#### [Aim 1]
In the article below on the Virginia attorney general race, translate this sentence into Spanish: "Recent polls show Herring with a narrow but consistent lead over Adams, with many voters still undecided."
#### [Aim 2]
Extend the article below on the Virginia attorney general race, picking up right after its final sentence.

#### [Document]
****************

The Washington PostDemocracy Dies in Darkness

The incumbent’s a liberal hero. His opponent’s a conservative stalwart. Voters are just tuning in.

September 29, 2017 at 3:30 p.m. EDT
Virginia Attorney General Mark R. Herring D) talks with Orlando Campos at a Latino festival. (Katherine Frey/The Washington Post)

The Democratic and Republican candidates for Virginia attorney general are drawing record donations from partisan groups at either end of the political spectrum as they spar over issues from abortion to religious freedom to guns.

But prospective voters they encounter on the campaign trail seem all but unaware of the race.

At a recent Korean festival in Chantilly, Republican nominee John Adams — a strong conservative and President Trump supporter — had a pleasant exchange with Jennifer Kim, 57, a Fairfax County homemaker.

“I think I can vote for him, I don’t know him, I want to think about it,” Kim said later. “I’m interested in schools and parks. I’m not a Trump supporter — I usually vote Democratic.”

The next day, at a Manassas Latino festival, incumbent Mark R. Herring (D) ran into Raffaele Ricciardelli, a recently naturalized U.S. citizen who admired the 2016 presidential run of Sen. Bernie Sanders (I-Vt.).

“I’m still looking and thinking,” Ricciardelli said after speaking with Herring. “I will compare the two people running. The most important issue is the health-care system . . . and I see a lack of infrastructure here, especially the train schedule in Manassas is ridiculous.”

The contest between Herring and Adams is the only attorney general’s race in the nation this November. It is unfolding in a state that has seen pitched battles in recent years over same-sex marriage, gun rights, the status of undocumented immigrants and Trump’s travel ban that targeted those from majority-Muslim countries.

Herring used his first term in office to champion liberal stances on those issues, suing the Trump administration over immigration issues and the travel ban, refusing to defend Virginia’s prohibition on same-sex marriage in 2014 and attempting — unsuccessfully — to bar people with out-of-state concealed-carry gun permits from carrying concealed weapons in Virginia.

Adams has challenged Herring’s activism, accusing the Democrat of acting too politically while in office, the same criticism that Herring lobbed against his Republican predecessor four years ago.

Recent polls show Herring with a narrow but consistent lead over Adams, with many voters still undecided.

Both candidates are on track to top 2013's record-breaking amount of campaign contributions, and both have begun running negative television ads.

****************

#### [Data segment]
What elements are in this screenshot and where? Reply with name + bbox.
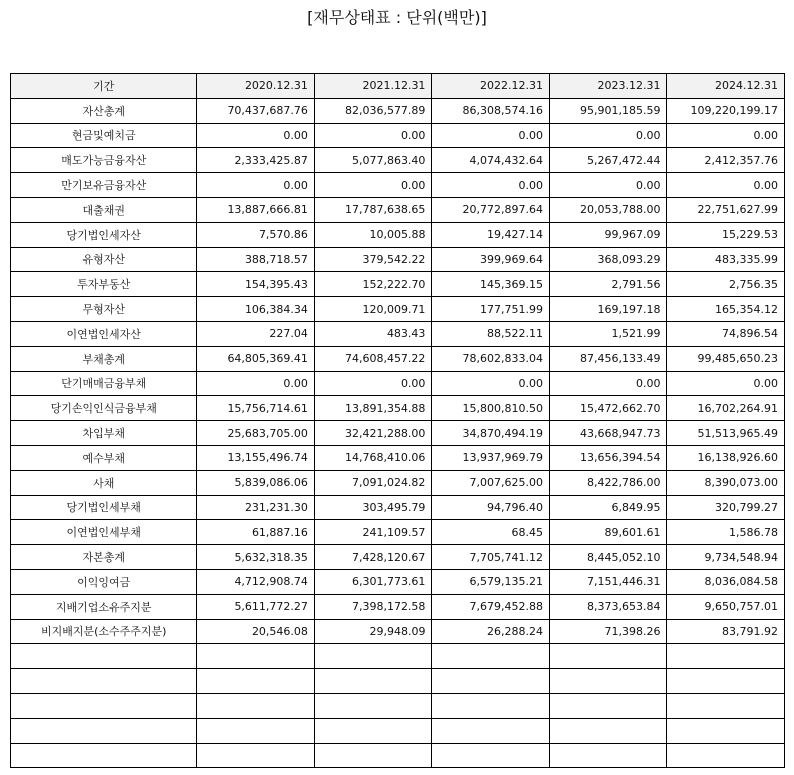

****************

#### [Task result 1]
Las encuestas recientes muestran a Herring con una ventaja estrecha pero constante sobre Adams, con muchos votantes aún indecisos.

#### [Task result 2]
With their second and final debate scheduled for Oct. 20, analysts say the race is likely to be decided close to Election Day and will hinge, at least in part, on whom voters support at the top of the ticket.

“These down-ticket races in gubernatorial election years tend to get very little voter attention,” said Mark Rozell, dean of George Mason University’s Schar School of Policy and Government. “Whichever gubernatorial candidate wins, depending on the margin of victory, most likely carries the down-ticket candidates with him to office.”

At the Korean festival, Adams made a beeline for police officers and anyone wearing military caps or T-shirts, reminding them of his past work as a federal prosecutor and Navy officer.

Herring saw several people at the Manassas event who said they remembered him from his days as a supervisor and state senator in neighboring Loudoun County.

But the candidates reach far more prospective voters through attack ads on television and online. One, from Adams, criticizes Herring’s support of in-state college tuition for undocumented immigrants.

Another, from Herring, blasts Adams’s work defending corporate and bank clients accused of money laundering and fraud.

The National Rifle Association has weighed in with its own take on the race, giving Herring an "F" grade and Adams an "A."

The office of attorney general, the third-highest in state government, was once considered little more than a staging ground for a gubernatorial run. It has become both more partisan and more powerful in recent years, as the nation’s political landscape grew more fractious.

Attorney General Ken Cuccinelli (R), who served from 2010 to 2014, challenged the constitutionality of President Barack Obama’s Affordable Care Act, tightened enforcement of immigration law and prevented colleges from including sexual orientation in their nondiscrimination policies.

As a candidate in 2013, Herring decried that activism and vowed to "take the politics out of the office."

But Bob Holsworth, a former Virginia Commonwealth University professor and longtime observer of state politics, says both Herring and Cuccinelli used their positions “to aggressively promote their values.”

The national associations of Republican and Democratic attorneys general, which in the past stayed out of races where there was an incumbent, have abandoned that posture.

The Republican group had given $1.15 million to Adams as of Sept. 28 and was his largest single donor.

The Democratic group has contributed over $1.5 million to Herring, again more than anyone else. Herring has raised $4.6 million and had $2.9 million on hand as of Aug. 31. Adams, in the same period, had raised $1.8 million and had $598,000 on hand.

Herring, 56, won office in 2013 by 165 votes out of about 207,000 cast.

Twelve days into his term, he refused to defend Virginia’s same-sex marriage ban and entered the case on behalf of the challengers. Their victory at the U.S. Supreme Court helped end similar bans across the country.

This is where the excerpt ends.